**WHAT THE EXERCISE ASKS:** Would you copy each line of the records that includes the word "from"?
━━━━━ DATA ━━━━━
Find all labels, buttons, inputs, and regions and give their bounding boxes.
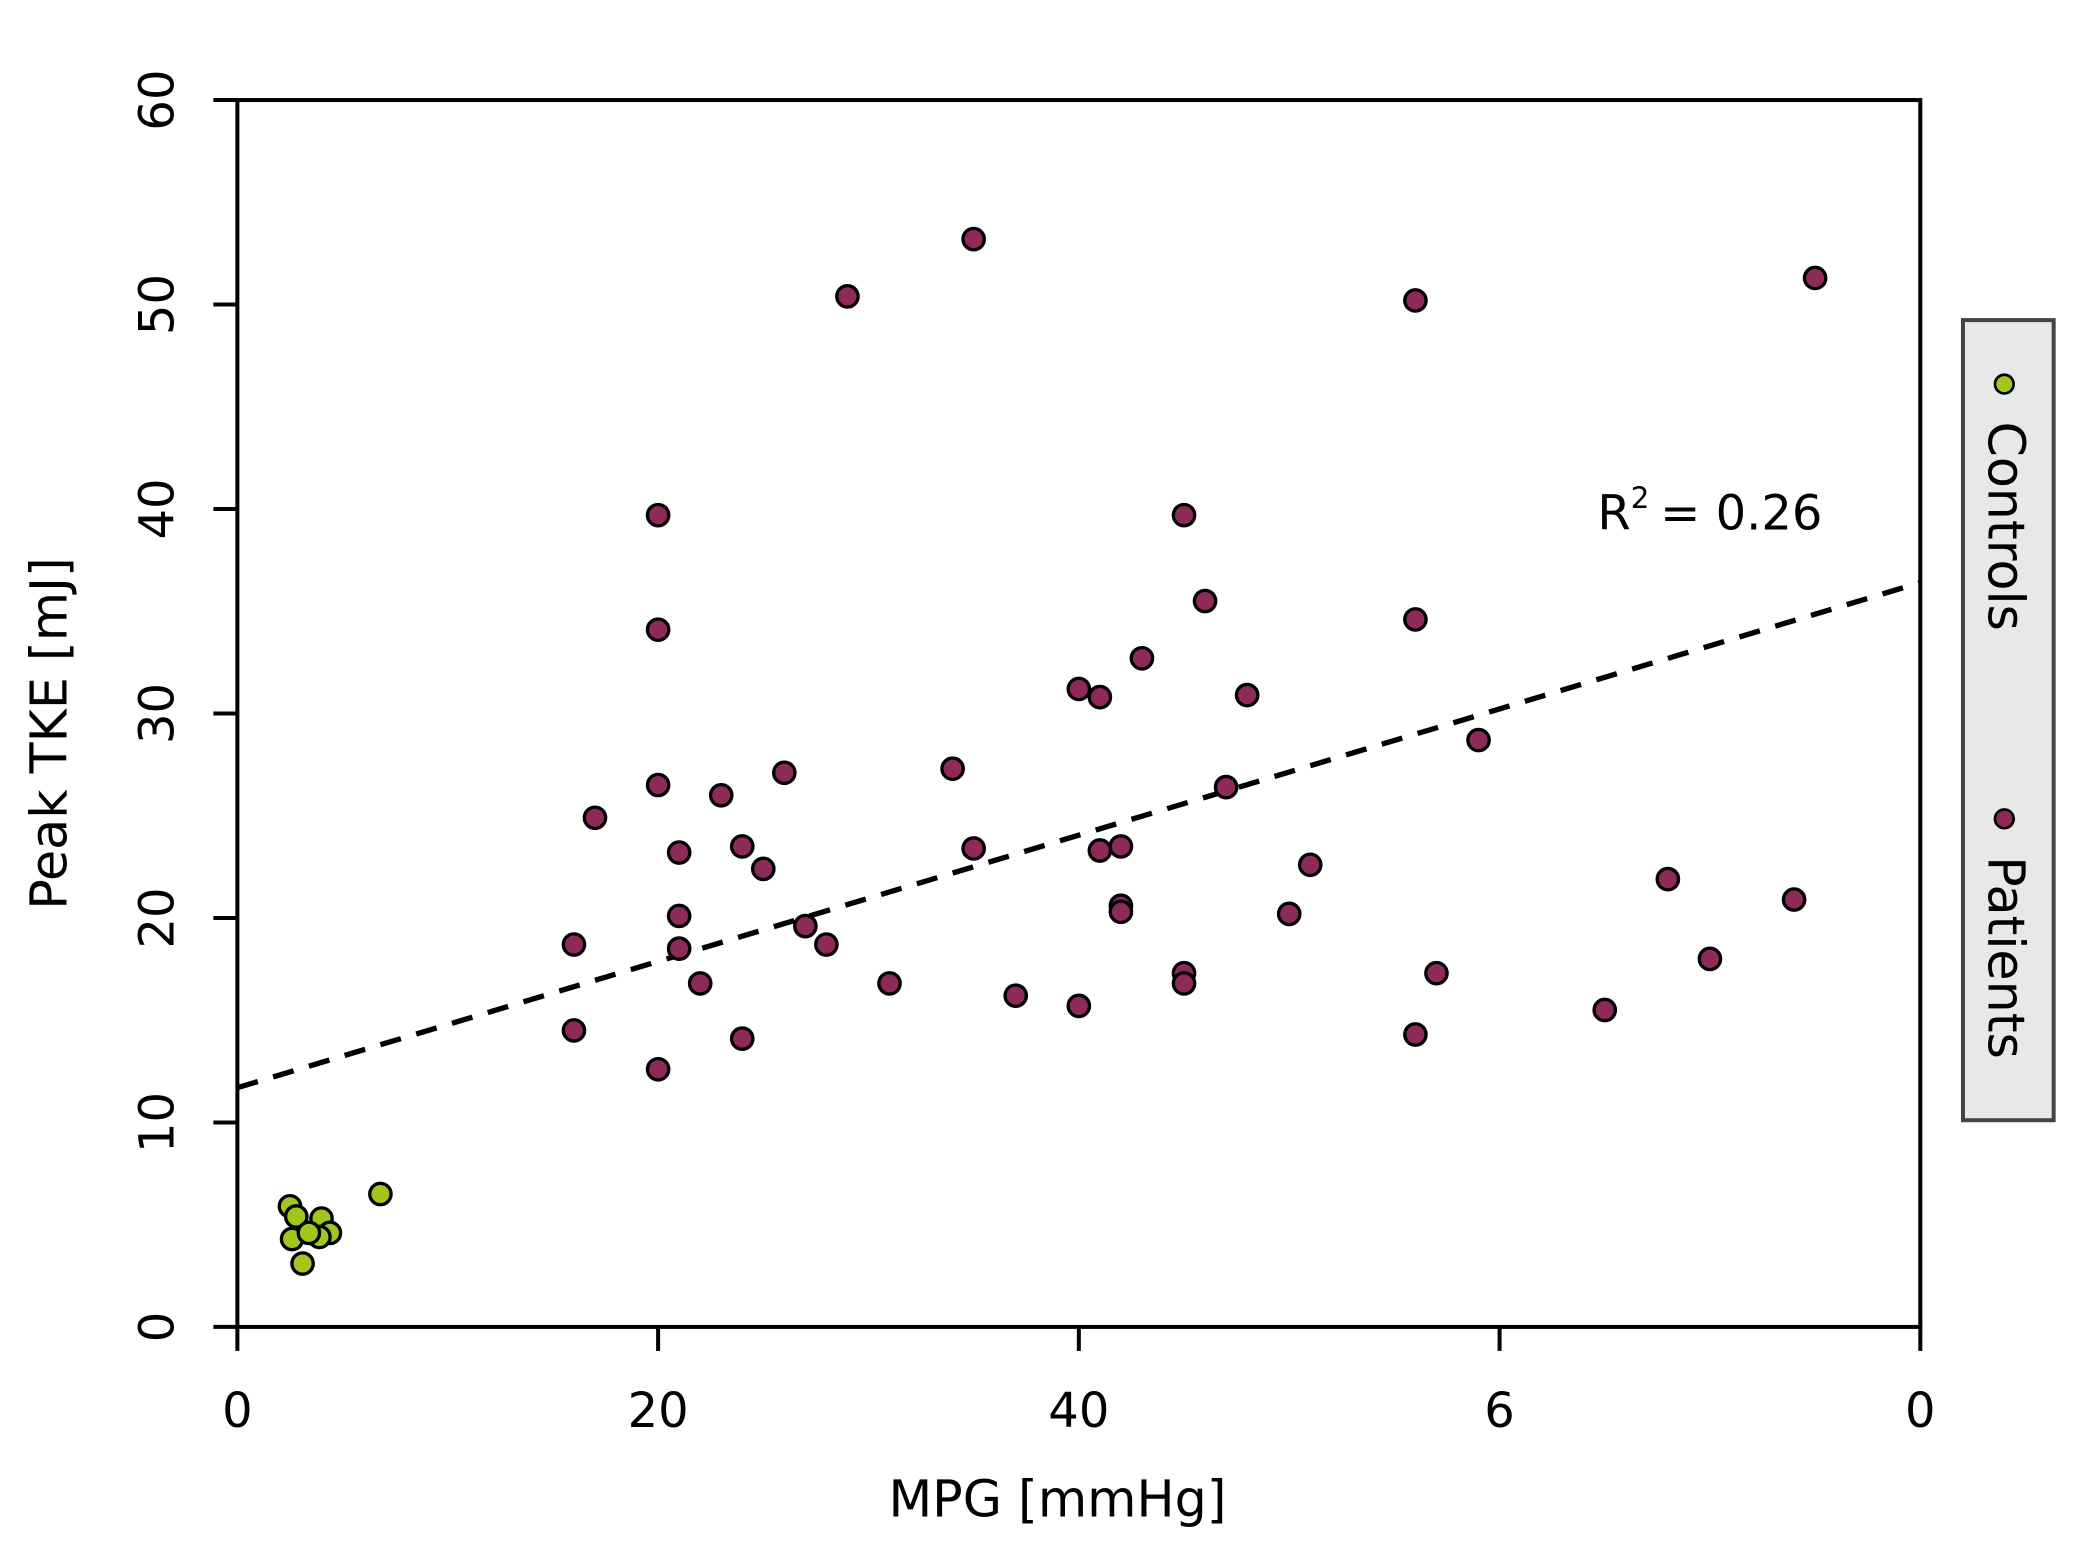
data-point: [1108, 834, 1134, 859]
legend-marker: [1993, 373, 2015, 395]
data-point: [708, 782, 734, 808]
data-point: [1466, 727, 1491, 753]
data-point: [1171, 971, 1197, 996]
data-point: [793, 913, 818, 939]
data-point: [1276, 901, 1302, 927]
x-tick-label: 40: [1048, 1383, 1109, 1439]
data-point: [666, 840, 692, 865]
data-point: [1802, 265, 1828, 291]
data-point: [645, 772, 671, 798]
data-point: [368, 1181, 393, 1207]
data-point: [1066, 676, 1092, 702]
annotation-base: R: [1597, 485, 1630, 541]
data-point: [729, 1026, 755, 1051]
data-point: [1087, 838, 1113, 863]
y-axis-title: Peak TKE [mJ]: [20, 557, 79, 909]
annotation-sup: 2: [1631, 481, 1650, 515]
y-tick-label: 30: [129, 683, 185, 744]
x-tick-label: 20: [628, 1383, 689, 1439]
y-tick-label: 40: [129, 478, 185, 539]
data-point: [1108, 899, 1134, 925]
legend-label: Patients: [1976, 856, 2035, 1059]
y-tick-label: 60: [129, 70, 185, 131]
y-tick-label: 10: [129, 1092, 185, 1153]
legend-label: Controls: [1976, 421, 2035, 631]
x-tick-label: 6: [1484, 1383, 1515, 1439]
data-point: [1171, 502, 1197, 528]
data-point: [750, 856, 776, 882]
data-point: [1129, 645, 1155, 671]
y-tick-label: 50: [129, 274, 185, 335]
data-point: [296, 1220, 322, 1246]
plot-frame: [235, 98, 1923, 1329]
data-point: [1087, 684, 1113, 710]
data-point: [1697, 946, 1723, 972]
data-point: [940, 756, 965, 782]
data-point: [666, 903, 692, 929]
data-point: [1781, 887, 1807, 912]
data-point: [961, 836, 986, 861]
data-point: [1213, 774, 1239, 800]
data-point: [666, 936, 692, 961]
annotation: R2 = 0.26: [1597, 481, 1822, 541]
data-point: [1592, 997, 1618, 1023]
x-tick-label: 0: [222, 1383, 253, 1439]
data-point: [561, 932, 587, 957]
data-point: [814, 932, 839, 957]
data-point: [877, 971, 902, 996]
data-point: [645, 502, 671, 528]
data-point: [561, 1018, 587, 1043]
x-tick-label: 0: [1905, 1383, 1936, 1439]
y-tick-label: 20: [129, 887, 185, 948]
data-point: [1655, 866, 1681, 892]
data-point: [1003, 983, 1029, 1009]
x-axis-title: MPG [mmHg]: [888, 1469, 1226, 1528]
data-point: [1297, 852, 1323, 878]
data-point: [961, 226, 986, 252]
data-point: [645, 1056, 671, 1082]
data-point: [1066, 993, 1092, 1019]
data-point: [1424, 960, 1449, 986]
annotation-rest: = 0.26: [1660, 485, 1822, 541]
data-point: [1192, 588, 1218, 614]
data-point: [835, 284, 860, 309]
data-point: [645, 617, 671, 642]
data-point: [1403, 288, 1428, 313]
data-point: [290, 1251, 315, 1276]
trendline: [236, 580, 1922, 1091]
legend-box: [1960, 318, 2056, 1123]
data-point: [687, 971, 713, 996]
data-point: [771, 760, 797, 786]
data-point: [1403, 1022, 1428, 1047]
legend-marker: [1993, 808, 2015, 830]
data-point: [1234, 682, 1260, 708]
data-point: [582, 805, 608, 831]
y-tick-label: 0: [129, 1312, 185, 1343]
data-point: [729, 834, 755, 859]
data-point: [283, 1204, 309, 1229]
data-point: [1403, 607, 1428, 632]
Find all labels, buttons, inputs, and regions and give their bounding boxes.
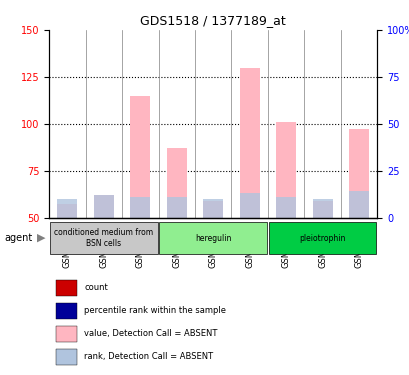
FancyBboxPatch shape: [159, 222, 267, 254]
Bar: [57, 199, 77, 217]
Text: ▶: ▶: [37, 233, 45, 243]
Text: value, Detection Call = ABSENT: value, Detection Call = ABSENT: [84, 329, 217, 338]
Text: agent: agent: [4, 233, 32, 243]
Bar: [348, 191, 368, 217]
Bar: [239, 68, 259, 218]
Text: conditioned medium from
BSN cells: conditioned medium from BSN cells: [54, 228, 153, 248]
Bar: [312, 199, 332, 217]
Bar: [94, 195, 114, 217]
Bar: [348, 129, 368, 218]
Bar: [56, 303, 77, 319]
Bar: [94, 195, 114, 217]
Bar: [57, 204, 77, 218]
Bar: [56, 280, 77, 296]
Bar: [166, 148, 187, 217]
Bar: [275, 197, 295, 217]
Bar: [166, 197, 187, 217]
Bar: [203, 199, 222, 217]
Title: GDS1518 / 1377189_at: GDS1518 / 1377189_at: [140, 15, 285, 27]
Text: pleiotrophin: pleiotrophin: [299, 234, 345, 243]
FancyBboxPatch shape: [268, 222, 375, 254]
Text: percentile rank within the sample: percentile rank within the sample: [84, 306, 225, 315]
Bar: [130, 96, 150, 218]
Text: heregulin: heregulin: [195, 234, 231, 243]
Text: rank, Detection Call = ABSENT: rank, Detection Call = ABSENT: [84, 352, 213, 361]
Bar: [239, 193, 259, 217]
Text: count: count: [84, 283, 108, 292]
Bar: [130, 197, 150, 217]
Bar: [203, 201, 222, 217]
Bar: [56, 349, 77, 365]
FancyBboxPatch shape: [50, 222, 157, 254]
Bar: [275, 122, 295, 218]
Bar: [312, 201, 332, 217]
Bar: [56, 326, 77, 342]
━━━━━
**EXERCISE ANSWER:**
Text: conditioned medium from
BSN cells: conditioned medium from BSN cells: [54, 228, 153, 248]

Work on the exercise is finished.